#### PAGE EXCERPT:
'''

A team that is applying to StartupYard asked to meet with me this week. Aside from the fact that I love to see a team so keen, I could tell right away that this was a team that understood customer acquisition. They ostensibly wanted to meet with me to find out more about our program, but it became immediately clear that they were trying to figure out how to get into the program; what they needed to do to be sure they would be accepted.

I don’t mind that in the least bit. Of course, our job is to make sure the team isn’t just saying what we want to hear, but that is the job of any accelerator. The startup’s job is to say what we want to hear, *and* to have it be actually true. So I told them what they could do between now and the evaluation period, which is to prove that they can get customers.

They may not be able to sell anything right now, but traction with customers can come in a lot of ways. Will people sign up for a waiting list? Will they meet to discuss their needs? Will they consult on your product ahead of the launch? Will they recommend colleagues to do the same? There’s a good reason that “talk to 50 potential customers” is such oft-cited advice for startups. You can’t help but learn something by doing it.

And if the startup comes back and says: “well, we talked to 50 customers, but only a few said that this is something they would pay for,” then I would wait and see how they had reacted to that news. Did they find out what the customers were willing to pay for?

Having a Customer Acquisition Focused Co-Founder

Every startup is going to find one or two channels that work best for customer acquisition. The problem is that they will likely not be the first couple of channels the startup tries. An initial strategy may work, at first, for a while, but eventually, the startup is going to have to pivot to something else in order to grow.

Or even worse, a startup may have initial traction because it has a really great product. Then when that traction starts to flatten out, the startup thinks that the problem is that the product isn’t great anymore. In truth, that initial burst has just taken them as far as it can, and it’s time to try something new.

We often get the startups that don’t have a customer acquisition focus, but who did get lucky with some early traction, because the product is really fantastic.

'''

#### Dataset entries:
'''

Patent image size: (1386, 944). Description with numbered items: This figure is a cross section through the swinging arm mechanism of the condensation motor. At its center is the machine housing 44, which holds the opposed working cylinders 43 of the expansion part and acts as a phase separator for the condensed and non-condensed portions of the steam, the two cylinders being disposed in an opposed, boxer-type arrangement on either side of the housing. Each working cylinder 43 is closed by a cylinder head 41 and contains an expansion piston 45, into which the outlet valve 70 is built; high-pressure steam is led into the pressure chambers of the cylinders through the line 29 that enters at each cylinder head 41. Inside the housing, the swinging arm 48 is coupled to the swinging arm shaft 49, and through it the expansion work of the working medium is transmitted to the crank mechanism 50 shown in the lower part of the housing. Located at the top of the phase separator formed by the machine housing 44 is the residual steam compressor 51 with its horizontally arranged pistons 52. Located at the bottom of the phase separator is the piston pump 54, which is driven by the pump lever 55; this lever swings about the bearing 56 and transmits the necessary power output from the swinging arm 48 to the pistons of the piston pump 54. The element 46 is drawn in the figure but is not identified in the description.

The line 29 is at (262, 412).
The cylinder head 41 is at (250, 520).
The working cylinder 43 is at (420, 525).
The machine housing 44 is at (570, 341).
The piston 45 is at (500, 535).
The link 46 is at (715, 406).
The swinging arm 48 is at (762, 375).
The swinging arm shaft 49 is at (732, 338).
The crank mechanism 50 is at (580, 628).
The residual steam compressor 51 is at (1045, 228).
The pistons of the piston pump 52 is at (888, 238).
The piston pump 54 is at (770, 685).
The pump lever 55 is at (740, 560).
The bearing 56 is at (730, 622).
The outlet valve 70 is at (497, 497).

'''

#### ACTIVITY:
Copy the stretch of the customer acquisition text from "A team that is" through "would be accepted.", switching "keen" to "eager". Work only from the customer acquisition text, not the listing.

#### SOLVED PROBLEM:
A team that is applying to StartupYard asked to meet with me this week. Aside from the fact that I love to see a team so eager, I could tell right away that this was a team that understood customer acquisition. They ostensibly wanted to meet with me to find out more about our program, but it became immediately clear that they were trying to figure out how to get into the program; what they needed to do to be sure they would be accepted.